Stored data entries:

╭──

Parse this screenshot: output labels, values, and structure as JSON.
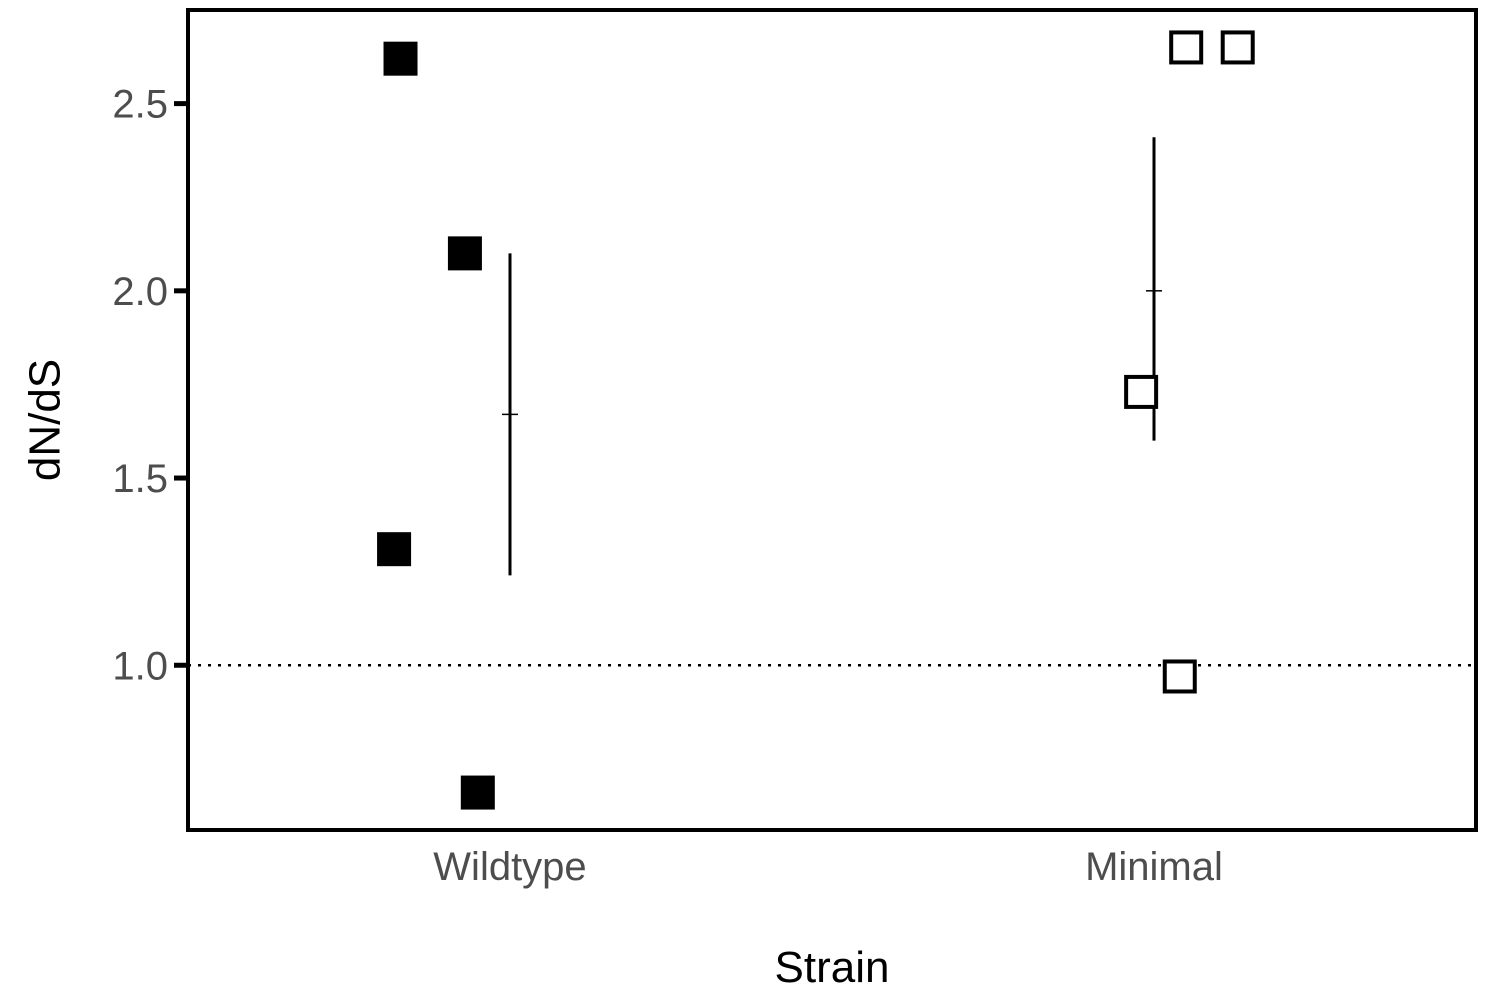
{
  "chart_data": {
    "type": "scatter",
    "xlabel": "Strain",
    "ylabel": "dN/dS",
    "categories": [
      "Wildtype",
      "Minimal"
    ],
    "ylim": [
      0.56,
      2.75
    ],
    "yticks": [
      1.0,
      1.5,
      2.0,
      2.5
    ],
    "ytick_labels": [
      "1.0",
      "1.5",
      "2.0",
      "2.5"
    ],
    "reference_line": {
      "y": 1.0,
      "style": "dotted"
    },
    "grid": false,
    "legend": "none",
    "series": [
      {
        "category": "Wildtype",
        "marker": "filled-square",
        "color": "#000000",
        "points": [
          {
            "jitter": -0.17,
            "y": 2.62
          },
          {
            "jitter": -0.07,
            "y": 2.1
          },
          {
            "jitter": -0.18,
            "y": 1.31
          },
          {
            "jitter": -0.05,
            "y": 0.66
          }
        ],
        "summary": {
          "mean": 1.67,
          "lower": 1.24,
          "upper": 2.1
        }
      },
      {
        "category": "Minimal",
        "marker": "open-square",
        "color": "#000000",
        "points": [
          {
            "jitter": 0.05,
            "y": 2.65
          },
          {
            "jitter": 0.13,
            "y": 2.65
          },
          {
            "jitter": -0.02,
            "y": 1.73
          },
          {
            "jitter": 0.04,
            "y": 0.97
          }
        ],
        "summary": {
          "mean": 2.0,
          "lower": 1.6,
          "upper": 2.41
        }
      }
    ]
  }
}
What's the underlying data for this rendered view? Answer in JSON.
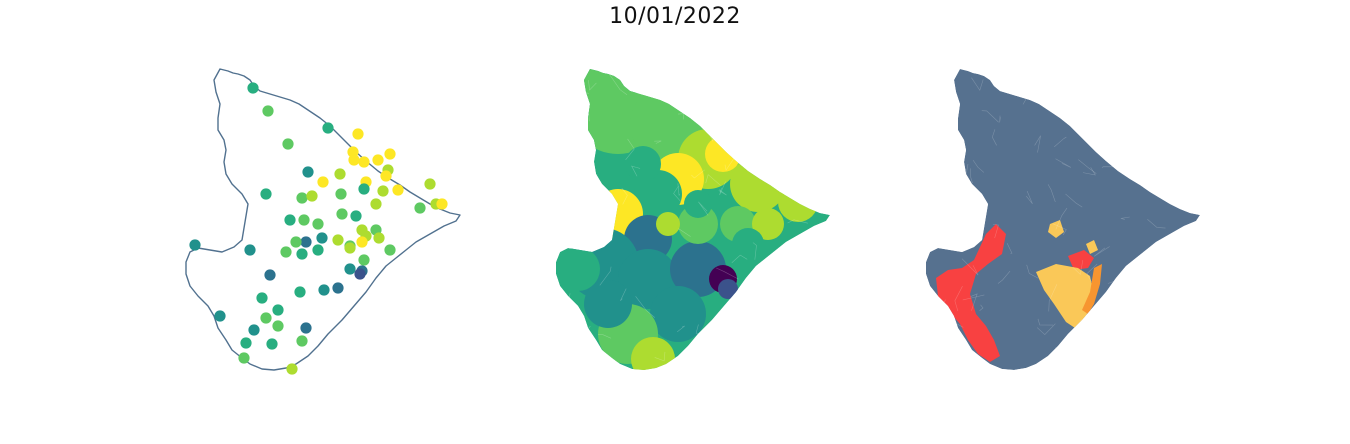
{
  "title": "10/01/2022",
  "colors": {
    "outline": "#51718f",
    "background": "#ffffff",
    "viridis": [
      "#440154",
      "#3b528b",
      "#2c728e",
      "#21918c",
      "#28ae80",
      "#5ec962",
      "#addc30",
      "#fde725"
    ],
    "class_base": "#56718f",
    "class_red": "#f84141",
    "class_yellow": "#fac858",
    "class_orange": "#f79530"
  },
  "panels": [
    {
      "id": "points",
      "kind": "point-map",
      "icon": "station-point-map"
    },
    {
      "id": "choropleth",
      "kind": "viridis-choropleth",
      "icon": "municipality-choropleth"
    },
    {
      "id": "classes",
      "kind": "categorical-classes",
      "icon": "risk-class-map"
    }
  ]
}
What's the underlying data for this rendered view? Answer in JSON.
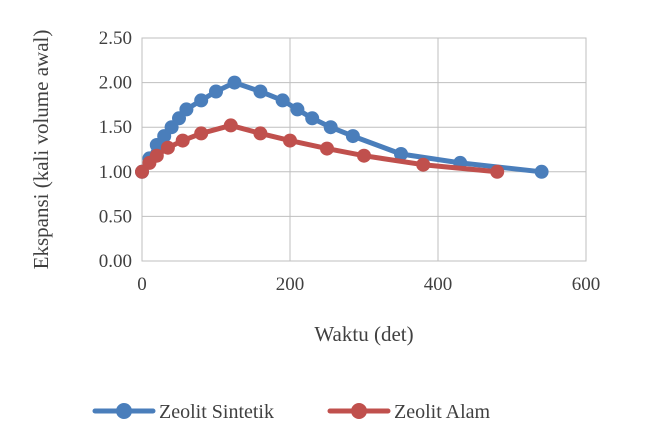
{
  "chart_data": {
    "type": "line",
    "xlabel": "Waktu (det)",
    "ylabel": "Ekspansi (kali volume awal)",
    "xlim": [
      0,
      600
    ],
    "ylim": [
      0,
      2.5
    ],
    "xticks": [
      "0",
      "200",
      "400",
      "600"
    ],
    "yticks": [
      "0.00",
      "0.50",
      "1.00",
      "1.50",
      "2.00",
      "2.50"
    ],
    "grid": true,
    "legend_position": "bottom",
    "series": [
      {
        "name": "Zeolit Sintetik",
        "color": "#4A7EBB",
        "x": [
          0,
          10,
          20,
          30,
          40,
          50,
          60,
          80,
          100,
          125,
          160,
          190,
          210,
          230,
          255,
          285,
          350,
          430,
          540
        ],
        "y": [
          1.0,
          1.15,
          1.3,
          1.4,
          1.5,
          1.6,
          1.7,
          1.8,
          1.9,
          2.0,
          1.9,
          1.8,
          1.7,
          1.6,
          1.5,
          1.4,
          1.2,
          1.1,
          1.0
        ]
      },
      {
        "name": "Zeolit Alam",
        "color": "#C0504D",
        "x": [
          0,
          10,
          20,
          35,
          55,
          80,
          120,
          160,
          200,
          250,
          300,
          380,
          480
        ],
        "y": [
          1.0,
          1.1,
          1.18,
          1.27,
          1.35,
          1.43,
          1.52,
          1.43,
          1.35,
          1.26,
          1.18,
          1.08,
          1.0
        ]
      }
    ]
  }
}
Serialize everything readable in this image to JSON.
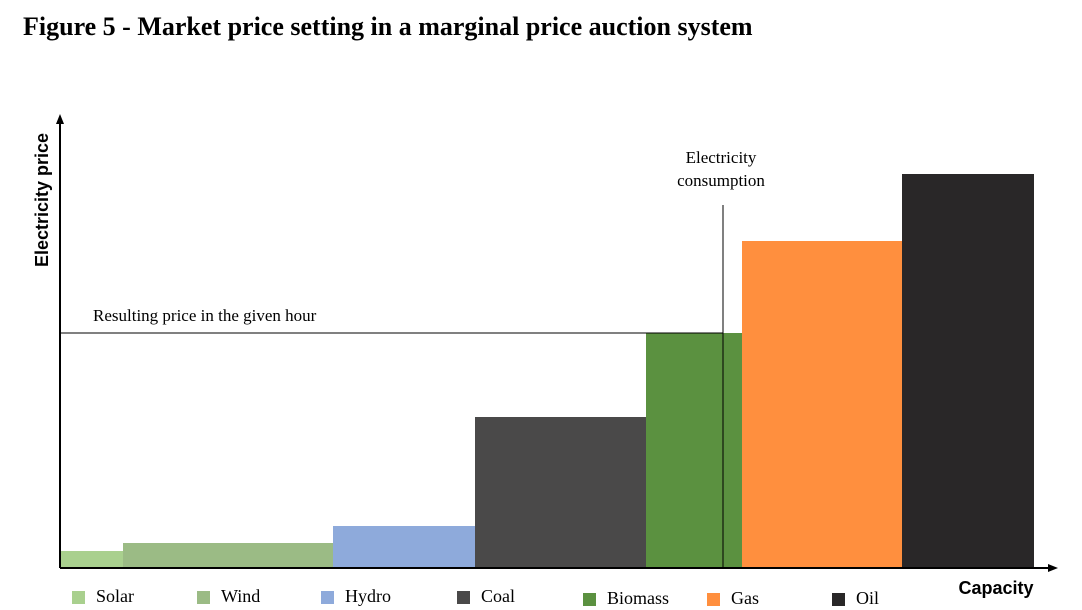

╰──

Required task: Count every line in the preceding entries where the string "marker" appears, then state only the total.

Task solution: 2